— WRITTEN EXERCISE —
Please give the data below again in full, exactly as it stands.

━━━ SUPPLIED MATERIAL

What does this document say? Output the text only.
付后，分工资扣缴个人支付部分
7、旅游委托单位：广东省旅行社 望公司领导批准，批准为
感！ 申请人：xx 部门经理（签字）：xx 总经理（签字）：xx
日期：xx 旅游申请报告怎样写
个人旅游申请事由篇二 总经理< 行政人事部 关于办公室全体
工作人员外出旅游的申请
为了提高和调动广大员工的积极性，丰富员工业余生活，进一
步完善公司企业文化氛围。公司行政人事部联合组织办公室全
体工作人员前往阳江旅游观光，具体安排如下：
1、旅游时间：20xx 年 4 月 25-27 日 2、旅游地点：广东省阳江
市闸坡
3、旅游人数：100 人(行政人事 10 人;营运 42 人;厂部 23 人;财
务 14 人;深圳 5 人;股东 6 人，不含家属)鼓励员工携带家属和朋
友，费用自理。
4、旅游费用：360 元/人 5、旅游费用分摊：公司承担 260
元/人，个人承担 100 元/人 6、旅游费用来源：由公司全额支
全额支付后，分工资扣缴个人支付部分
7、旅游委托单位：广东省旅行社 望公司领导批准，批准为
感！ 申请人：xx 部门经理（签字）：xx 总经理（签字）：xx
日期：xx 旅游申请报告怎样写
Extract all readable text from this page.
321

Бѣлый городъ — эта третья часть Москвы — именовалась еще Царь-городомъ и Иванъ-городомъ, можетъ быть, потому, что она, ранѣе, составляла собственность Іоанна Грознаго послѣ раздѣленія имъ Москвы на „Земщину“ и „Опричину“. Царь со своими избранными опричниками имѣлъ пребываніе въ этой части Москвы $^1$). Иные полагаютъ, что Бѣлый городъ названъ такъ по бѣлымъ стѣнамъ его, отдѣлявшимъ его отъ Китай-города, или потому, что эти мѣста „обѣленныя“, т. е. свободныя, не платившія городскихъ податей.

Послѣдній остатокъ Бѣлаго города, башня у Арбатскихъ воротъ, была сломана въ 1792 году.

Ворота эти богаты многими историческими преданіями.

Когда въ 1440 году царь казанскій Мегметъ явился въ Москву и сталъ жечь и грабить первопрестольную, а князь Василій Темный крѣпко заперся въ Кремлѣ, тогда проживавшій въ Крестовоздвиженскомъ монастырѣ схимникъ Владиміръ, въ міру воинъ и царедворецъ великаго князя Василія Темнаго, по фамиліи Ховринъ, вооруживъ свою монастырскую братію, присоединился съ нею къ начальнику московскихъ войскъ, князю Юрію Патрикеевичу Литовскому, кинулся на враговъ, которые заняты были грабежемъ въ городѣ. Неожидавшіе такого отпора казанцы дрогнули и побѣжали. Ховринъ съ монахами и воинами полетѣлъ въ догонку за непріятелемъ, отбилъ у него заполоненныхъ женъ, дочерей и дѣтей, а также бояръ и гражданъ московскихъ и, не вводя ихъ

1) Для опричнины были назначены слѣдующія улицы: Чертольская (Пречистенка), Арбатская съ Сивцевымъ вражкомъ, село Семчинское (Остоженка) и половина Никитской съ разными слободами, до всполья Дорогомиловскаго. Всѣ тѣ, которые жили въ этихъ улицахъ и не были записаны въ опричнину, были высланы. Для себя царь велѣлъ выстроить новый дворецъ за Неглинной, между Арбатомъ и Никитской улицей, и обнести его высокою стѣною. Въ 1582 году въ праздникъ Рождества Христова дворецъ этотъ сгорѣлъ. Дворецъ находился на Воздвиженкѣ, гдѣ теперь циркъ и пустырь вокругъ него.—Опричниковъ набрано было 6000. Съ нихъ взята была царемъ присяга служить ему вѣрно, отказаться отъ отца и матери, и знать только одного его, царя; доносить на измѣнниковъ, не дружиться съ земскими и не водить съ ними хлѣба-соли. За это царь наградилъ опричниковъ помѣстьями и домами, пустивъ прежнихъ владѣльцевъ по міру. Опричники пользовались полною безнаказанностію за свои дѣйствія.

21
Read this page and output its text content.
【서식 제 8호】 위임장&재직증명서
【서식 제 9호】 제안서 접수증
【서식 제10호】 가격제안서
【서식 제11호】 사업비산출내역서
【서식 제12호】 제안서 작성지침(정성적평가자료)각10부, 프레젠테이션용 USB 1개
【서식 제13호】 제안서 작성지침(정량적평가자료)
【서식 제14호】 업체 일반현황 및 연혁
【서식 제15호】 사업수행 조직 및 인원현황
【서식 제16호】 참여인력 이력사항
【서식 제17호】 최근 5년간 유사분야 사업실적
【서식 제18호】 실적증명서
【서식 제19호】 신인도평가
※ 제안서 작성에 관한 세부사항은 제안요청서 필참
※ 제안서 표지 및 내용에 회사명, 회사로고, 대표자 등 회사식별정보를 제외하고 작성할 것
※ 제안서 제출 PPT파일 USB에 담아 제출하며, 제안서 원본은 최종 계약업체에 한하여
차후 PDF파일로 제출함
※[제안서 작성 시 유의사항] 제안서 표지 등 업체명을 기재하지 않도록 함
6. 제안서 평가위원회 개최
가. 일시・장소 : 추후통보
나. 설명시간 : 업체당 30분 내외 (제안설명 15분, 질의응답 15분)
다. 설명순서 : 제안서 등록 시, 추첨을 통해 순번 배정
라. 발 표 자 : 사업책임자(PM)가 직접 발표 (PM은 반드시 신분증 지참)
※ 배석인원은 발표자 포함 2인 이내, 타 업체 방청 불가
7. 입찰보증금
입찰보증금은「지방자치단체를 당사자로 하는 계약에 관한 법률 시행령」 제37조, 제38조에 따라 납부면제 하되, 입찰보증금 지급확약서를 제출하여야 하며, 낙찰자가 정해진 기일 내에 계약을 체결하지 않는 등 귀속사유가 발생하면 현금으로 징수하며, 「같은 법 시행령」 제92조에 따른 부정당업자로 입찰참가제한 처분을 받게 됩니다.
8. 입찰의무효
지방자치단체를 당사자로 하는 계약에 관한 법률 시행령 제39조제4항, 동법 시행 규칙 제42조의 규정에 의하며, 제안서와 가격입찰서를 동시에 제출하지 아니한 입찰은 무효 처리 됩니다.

━━━━━━

— EXERCISE RESULT —
What does this document say? Output the text only.
付后，分工资扣缴个人支付部分
7、旅游委托单位：广东省旅行社 望公司领导批准，批准为
感！ 申请人：xx 部门经理（签字）：xx 总经理（签字）：xx
日期：xx 旅游申请报告怎样写
个人旅游申请事由篇二 总经理< 行政人事部 关于办公室全体
工作人员外出旅游的申请
为了提高和调动广大员工的积极性，丰富员工业余生活，进一
步完善公司企业文化氛围。公司行政人事部联合组织办公室全
体工作人员前往阳江旅游观光，具体安排如下：
1、旅游时间：20xx 年 4 月 25-27 日 2、旅游地点：广东省阳江
市闸坡
3、旅游人数：100 人(行政人事 10 人;营运 42 人;厂部 23 人;财
务 14 人;深圳 5 人;股东 6 人，不含家属)鼓励员工携带家属和朋
友，费用自理。
4、旅游费用：360 元/人 5、旅游费用分摊：公司承担 260
元/人，个人承担 100 元/人 6、旅游费用来源：由公司全额支
全额支付后，分工资扣缴个人支付部分
7、旅游委托单位：广东省旅行社 望公司领导批准，批准为
感！ 申请人：xx 部门经理（签字）：xx 总经理（签字）：xx
日期：xx 旅游申请报告怎样写
Extract all readable text from this page.
321

Бѣлый городъ — эта третья часть Москвы — именовалась еще Царь-городомъ и Иванъ-городомъ, можетъ быть, потому, что она, ранѣе, составляла собственность Іоанна Грознаго послѣ раздѣленія имъ Москвы на „Земщину“ и „Опричину“. Царь со своими избранными опричниками имѣлъ пребываніе въ этой части Москвы $^1$). Иные полагаютъ, что Бѣлый городъ названъ такъ по бѣлымъ стѣнамъ его, отдѣлявшимъ его отъ Китай-города, или потому, что эти мѣста „обѣленныя“, т. е. свободныя, не платившія городскихъ податей.

Послѣдній остатокъ Бѣлаго города, башня у Арбатскихъ воротъ, была сломана въ 1792 году.

Ворота эти богаты многими историческими преданіями.

Когда въ 1440 году царь казанскій Мегметъ явился въ Москву и сталъ жечь и грабить первопрестольную, а князь Василій Темный крѣпко заперся въ Кремлѣ, тогда проживавшій въ Крестовоздвиженскомъ монастырѣ схимникъ Владиміръ, въ міру воинъ и царедворецъ великаго князя Василія Темнаго, по фамиліи Ховринъ, вооруживъ свою монастырскую братію, присоединился съ нею къ начальнику московскихъ войскъ, князю Юрію Патрикеевичу Литовскому, кинулся на враговъ, которые заняты были грабежемъ въ городѣ. Неожидавшіе такого отпора казанцы дрогнули и побѣжали. Ховринъ съ монахами и воинами полетѣлъ въ догонку за непріятелемъ, отбилъ у него заполоненныхъ женъ, дочерей и дѣтей, а также бояръ и гражданъ московскихъ и, не вводя ихъ

1) Для опричнины были назначены слѣдующія улицы: Чертольская (Пречистенка), Арбатская съ Сивцевымъ вражкомъ, село Семчинское (Остоженка) и половина Никитской съ разными слободами, до всполья Дорогомиловскаго. Всѣ тѣ, которые жили въ этихъ улицахъ и не были записаны въ опричнину, были высланы. Для себя царь велѣлъ выстроить новый дворецъ за Неглинной, между Арбатомъ и Никитской улицей, и обнести его высокою стѣною. Въ 1582 году въ праздникъ Рождества Христова дворецъ этотъ сгорѣлъ. Дворецъ находился на Воздвиженкѣ, гдѣ теперь циркъ и пустырь вокругъ него.—Опричниковъ набрано было 6000. Съ нихъ взята была царемъ присяга служить ему вѣрно, отказаться отъ отца и матери, и знать только одного его, царя; доносить на измѣнниковъ, не дружиться съ земскими и не водить съ ними хлѣба-соли. За это царь наградилъ опричниковъ помѣстьями и домами, пустивъ прежнихъ владѣльцевъ по міру. Опричники пользовались полною безнаказанностію за свои дѣйствія.

21
Read this page and output its text content.
【서식 제 8호】 위임장&재직증명서
【서식 제 9호】 제안서 접수증
【서식 제10호】 가격제안서
【서식 제11호】 사업비산출내역서
【서식 제12호】 제안서 작성지침(정성적평가자료)각10부, 프레젠테이션용 USB 1개
【서식 제13호】 제안서 작성지침(정량적평가자료)
【서식 제14호】 업체 일반현황 및 연혁
【서식 제15호】 사업수행 조직 및 인원현황
【서식 제16호】 참여인력 이력사항
【서식 제17호】 최근 5년간 유사분야 사업실적
【서식 제18호】 실적증명서
【서식 제19호】 신인도평가
※ 제안서 작성에 관한 세부사항은 제안요청서 필참
※ 제안서 표지 및 내용에 회사명, 회사로고, 대표자 등 회사식별정보를 제외하고 작성할 것
※ 제안서 제출 PPT파일 USB에 담아 제출하며, 제안서 원본은 최종 계약업체에 한하여
차후 PDF파일로 제출함
※[제안서 작성 시 유의사항] 제안서 표지 등 업체명을 기재하지 않도록 함
6. 제안서 평가위원회 개최
가. 일시・장소 : 추후통보
나. 설명시간 : 업체당 30분 내외 (제안설명 15분, 질의응답 15분)
다. 설명순서 : 제안서 등록 시, 추첨을 통해 순번 배정
라. 발 표 자 : 사업책임자(PM)가 직접 발표 (PM은 반드시 신분증 지참)
※ 배석인원은 발표자 포함 2인 이내, 타 업체 방청 불가
7. 입찰보증금
입찰보증금은「지방자치단체를 당사자로 하는 계약에 관한 법률 시행령」 제37조, 제38조에 따라 납부면제 하되, 입찰보증금 지급확약서를 제출하여야 하며, 낙찰자가 정해진 기일 내에 계약을 체결하지 않는 등 귀속사유가 발생하면 현금으로 징수하며, 「같은 법 시행령」 제92조에 따른 부정당업자로 입찰참가제한 처분을 받게 됩니다.
8. 입찰의무효
지방자치단체를 당사자로 하는 계약에 관한 법률 시행령 제39조제4항, 동법 시행 규칙 제42조의 규정에 의하며, 제안서와 가격입찰서를 동시에 제출하지 아니한 입찰은 무효 처리 됩니다.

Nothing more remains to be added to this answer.